Profile: enlightenedFireworks92
enlightenedFireworks92
June 27th, 2016 6:13pm
It could be that you're scared that even though you know they support people like you, it might be harder for them to accept it from someone so close to them. But you know them best - and it's perfectly normal to be afraid about coming out, so go with whatever feels right for you
Profile: RainbowTrie
RainbowTrie
February 23rd, 2016 2:50pm
It's valid to feel scared about revealing a newfound identity to the people who are closest to you. Even though you know they're views, you might be nervous because you don't know what their reaction will be. You might even be afraid they'll think differently of you after you come out. It's a big leap to take but their support of LGBTQ rights is a good sign. Best of luck with your journey!
Profile: ashbradbury42
ashbradbury42
February 22nd, 2016 7:04am
Because it's a huge secret, and anything like that is going to be difficult to tell the people that matter most. But you got this :)
Profile: therandomhyperone
therandomhyperone
April 18th, 2015 8:24pm
because coming out is a very daunting thing but if you know your family support lgbtq rights you don't have to worry about it as much. it will go fine.
Anonymous
October 18th, 2016 10:09pm
It is just the anticipation and what other people have experienced when they came out. If you're gay or bisexual or whatever, then just come home with a girlfriend or boyfriend and see what your family says.
Anonymous
May 21st, 2018 7:27am
Because it's your family, and you don't want to let them feel like they missed something by never knew, maybe because you don't want them to put their nose in your sexuality ? But the most important is, don't be scared, it's gonna be okay, don't worry, just breath and when you think it's time tell them.
Anonymous
February 20th, 2018 5:33pm
Revealing something to people close to you is terrifying, given that the fact is they might not accept you, although to give you a direct answer, it's just human nature to be scared.
Profile: Oblivion5
Oblivion5
January 25th, 2015 11:50pm
Your scared of others opinions of your orientation. Your afraid they will treat you differently, reject it.
Anonymous
September 16th, 2017 10:25am
I know they would support me but when it comes to my friends and my school, people use the words gay or lesbian and stuff as if its something gross or weird. I just feel like if I come out I might get bullied or every friend I have would leave me. I am either Bi or Lesbian and I really find it impossible to think about a life I could live with everyone knowing who I am and what my sexuality is. It scares me that some of my relatives seem like they don't like LGBTQ+ and I don't want to be hated by the ones that I always love and care for.

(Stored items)
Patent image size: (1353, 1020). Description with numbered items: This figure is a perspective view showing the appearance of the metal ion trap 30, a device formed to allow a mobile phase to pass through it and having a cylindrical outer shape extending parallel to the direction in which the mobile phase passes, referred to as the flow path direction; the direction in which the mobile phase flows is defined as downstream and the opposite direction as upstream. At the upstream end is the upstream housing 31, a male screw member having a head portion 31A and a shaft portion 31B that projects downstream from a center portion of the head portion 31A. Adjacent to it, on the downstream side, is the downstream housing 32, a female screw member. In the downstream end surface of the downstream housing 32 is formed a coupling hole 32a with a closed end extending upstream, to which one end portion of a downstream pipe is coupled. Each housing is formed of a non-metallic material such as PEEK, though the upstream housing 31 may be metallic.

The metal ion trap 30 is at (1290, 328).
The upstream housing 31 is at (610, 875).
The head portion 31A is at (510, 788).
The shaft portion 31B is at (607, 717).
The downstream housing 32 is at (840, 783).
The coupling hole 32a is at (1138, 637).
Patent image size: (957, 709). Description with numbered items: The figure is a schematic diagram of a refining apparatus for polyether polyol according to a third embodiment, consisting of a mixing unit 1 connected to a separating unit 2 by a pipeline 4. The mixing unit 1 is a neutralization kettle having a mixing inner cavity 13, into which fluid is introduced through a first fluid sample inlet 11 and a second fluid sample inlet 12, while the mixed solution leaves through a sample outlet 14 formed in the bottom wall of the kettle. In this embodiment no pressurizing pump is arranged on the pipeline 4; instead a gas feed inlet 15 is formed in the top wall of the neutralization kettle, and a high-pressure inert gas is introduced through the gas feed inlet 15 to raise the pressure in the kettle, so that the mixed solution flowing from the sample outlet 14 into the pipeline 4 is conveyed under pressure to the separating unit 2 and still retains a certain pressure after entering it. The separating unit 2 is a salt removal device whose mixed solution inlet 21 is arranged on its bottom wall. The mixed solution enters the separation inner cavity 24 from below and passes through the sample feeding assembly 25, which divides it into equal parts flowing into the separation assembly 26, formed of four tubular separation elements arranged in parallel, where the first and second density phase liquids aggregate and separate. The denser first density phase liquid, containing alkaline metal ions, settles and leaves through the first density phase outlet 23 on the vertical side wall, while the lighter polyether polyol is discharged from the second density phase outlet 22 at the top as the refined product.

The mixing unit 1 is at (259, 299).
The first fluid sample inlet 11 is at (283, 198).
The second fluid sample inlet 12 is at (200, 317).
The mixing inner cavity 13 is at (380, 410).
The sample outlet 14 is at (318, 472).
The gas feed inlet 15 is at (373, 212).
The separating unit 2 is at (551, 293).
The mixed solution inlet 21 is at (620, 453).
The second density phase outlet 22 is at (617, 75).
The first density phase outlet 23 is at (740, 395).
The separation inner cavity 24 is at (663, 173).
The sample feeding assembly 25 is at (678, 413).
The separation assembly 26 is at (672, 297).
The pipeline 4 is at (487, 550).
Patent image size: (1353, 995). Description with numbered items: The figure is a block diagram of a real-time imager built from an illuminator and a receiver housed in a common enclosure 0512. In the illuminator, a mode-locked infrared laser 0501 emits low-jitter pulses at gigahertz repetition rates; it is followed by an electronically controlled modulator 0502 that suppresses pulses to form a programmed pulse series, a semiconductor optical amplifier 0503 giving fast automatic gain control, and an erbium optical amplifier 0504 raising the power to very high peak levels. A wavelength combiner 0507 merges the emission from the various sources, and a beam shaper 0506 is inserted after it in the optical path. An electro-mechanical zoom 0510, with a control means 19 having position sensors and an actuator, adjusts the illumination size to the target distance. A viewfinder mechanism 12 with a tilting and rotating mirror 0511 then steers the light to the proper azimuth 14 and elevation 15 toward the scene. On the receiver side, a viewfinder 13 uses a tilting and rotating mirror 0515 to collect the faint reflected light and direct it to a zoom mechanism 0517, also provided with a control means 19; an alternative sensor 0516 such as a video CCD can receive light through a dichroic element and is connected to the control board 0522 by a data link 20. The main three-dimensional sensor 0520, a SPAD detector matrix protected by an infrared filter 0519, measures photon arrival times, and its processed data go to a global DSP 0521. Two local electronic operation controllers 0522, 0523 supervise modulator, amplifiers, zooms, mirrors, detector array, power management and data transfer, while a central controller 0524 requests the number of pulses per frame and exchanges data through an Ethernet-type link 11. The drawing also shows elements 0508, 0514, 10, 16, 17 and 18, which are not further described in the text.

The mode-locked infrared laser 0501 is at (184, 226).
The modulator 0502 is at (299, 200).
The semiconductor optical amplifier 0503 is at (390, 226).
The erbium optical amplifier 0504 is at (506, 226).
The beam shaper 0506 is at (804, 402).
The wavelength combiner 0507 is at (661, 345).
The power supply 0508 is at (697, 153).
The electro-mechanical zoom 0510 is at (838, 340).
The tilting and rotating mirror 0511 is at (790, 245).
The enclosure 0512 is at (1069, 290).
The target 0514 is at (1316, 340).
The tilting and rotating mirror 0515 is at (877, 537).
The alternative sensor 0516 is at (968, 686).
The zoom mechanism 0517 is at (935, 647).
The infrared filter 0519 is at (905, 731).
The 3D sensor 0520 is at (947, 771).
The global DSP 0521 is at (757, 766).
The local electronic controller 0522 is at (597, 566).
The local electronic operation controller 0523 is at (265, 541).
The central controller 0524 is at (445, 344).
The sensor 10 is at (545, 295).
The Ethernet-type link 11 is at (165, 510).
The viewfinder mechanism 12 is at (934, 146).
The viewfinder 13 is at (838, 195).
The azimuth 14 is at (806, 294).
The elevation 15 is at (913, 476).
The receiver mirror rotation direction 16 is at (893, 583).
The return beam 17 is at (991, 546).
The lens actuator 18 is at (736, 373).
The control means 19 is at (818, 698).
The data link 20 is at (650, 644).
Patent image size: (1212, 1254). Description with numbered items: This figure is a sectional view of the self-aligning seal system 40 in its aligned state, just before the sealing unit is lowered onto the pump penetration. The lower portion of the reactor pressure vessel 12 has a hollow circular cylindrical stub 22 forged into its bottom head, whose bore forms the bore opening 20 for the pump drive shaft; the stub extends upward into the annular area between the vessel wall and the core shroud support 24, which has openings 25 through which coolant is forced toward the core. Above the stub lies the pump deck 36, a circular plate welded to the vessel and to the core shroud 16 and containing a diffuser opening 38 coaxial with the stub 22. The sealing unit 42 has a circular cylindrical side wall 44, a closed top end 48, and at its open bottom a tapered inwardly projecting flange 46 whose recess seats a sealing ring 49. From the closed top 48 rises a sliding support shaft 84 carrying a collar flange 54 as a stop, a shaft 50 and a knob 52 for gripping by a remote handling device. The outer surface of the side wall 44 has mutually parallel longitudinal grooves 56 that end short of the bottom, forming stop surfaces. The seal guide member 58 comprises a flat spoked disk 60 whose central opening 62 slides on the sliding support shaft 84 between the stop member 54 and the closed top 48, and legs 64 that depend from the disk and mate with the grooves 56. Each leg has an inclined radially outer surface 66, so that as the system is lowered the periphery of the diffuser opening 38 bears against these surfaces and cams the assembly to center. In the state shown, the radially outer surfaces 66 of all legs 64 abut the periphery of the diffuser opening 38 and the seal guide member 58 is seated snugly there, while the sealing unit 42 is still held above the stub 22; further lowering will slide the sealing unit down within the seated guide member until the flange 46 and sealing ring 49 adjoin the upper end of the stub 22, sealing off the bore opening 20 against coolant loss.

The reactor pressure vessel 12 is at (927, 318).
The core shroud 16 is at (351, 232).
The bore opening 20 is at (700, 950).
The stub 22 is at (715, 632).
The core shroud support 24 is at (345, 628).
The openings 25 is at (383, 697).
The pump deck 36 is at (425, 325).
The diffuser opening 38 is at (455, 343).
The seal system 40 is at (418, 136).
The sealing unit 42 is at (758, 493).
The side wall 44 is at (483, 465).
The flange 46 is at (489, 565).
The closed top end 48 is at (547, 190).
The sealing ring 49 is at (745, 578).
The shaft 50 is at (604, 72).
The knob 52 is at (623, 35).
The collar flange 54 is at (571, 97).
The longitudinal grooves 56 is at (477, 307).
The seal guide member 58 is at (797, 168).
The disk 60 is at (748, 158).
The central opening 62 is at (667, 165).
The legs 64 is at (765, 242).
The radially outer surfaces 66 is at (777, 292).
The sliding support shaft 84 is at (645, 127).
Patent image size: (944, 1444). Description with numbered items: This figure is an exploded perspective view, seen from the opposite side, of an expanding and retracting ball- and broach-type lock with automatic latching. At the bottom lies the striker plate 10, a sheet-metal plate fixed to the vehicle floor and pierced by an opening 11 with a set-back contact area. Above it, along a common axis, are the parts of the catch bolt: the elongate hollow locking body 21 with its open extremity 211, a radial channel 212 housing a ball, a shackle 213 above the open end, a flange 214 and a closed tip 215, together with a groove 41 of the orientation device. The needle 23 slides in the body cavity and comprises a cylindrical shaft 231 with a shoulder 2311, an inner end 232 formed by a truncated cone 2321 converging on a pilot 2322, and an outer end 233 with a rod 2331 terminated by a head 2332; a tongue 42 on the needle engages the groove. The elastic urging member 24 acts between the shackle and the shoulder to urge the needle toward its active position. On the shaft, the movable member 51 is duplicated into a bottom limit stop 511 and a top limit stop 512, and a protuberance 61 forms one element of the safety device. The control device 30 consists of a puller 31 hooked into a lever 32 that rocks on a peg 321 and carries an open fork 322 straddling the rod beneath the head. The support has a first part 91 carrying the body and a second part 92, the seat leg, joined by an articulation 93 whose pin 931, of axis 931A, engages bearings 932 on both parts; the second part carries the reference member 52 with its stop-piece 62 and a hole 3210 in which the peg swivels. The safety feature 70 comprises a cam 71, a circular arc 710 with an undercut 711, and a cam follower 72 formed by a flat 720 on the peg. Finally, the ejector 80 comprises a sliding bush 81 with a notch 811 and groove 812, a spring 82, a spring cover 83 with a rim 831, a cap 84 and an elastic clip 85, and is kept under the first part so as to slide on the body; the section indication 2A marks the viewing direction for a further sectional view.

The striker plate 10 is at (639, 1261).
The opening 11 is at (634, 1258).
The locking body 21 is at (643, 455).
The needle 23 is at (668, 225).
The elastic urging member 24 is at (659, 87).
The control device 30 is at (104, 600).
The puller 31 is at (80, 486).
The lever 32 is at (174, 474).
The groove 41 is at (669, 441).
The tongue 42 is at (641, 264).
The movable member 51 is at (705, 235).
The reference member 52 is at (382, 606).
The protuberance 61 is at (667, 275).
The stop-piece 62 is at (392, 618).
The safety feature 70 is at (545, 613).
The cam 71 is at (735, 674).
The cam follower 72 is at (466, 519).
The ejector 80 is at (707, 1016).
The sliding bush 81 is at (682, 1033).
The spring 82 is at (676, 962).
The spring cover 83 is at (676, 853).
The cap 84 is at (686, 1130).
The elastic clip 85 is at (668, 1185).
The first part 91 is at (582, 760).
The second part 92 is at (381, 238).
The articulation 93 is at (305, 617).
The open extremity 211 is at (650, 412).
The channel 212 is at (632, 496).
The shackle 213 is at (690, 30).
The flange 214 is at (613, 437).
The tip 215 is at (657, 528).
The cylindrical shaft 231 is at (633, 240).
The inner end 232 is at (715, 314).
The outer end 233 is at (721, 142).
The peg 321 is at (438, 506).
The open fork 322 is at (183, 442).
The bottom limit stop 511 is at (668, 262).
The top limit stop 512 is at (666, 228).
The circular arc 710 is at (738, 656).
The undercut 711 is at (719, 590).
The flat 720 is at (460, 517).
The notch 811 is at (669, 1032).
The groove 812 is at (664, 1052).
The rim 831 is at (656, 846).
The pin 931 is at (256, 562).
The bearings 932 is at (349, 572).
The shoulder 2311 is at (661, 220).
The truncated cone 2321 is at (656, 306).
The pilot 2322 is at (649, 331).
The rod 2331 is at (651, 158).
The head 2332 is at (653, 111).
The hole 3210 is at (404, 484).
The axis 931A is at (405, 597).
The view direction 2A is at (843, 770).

■ **Directions for this task**
Substitute "frightening" for "daunting" and write out the part of the forum replies above that opens with "Profile: ashbradbury42" and closes with "will go fine.".

■ **Final answer**
Profile: ashbradbury42
ashbradbury42
February 22nd, 2016 7:04am
Because it's a huge secret, and anything like that is going to be difficult to tell the people that matter most. But you got this :)
Profile: therandomhyperone
therandomhyperone
April 18th, 2015 8:24pm
because coming out is a very frightening thing but if you know your family support lgbtq rights you don't have to worry about it as much. it will go fine.